- Working data

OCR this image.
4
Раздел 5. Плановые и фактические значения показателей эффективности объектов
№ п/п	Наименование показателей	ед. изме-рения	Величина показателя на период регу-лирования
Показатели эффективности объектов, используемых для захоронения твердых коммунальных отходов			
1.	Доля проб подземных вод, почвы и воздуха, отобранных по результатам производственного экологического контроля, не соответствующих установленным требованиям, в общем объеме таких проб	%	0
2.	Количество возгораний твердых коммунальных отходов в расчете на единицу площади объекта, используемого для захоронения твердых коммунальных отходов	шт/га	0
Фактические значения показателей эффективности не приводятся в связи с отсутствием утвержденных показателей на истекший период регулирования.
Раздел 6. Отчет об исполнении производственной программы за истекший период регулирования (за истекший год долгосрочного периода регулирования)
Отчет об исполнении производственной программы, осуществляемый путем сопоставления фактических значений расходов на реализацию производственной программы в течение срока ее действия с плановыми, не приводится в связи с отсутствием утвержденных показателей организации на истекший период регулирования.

- What the exercise asks
The answer must consist solely of the number of lines in the entries that contain the word "утвержденных".

- Output of the exercise
2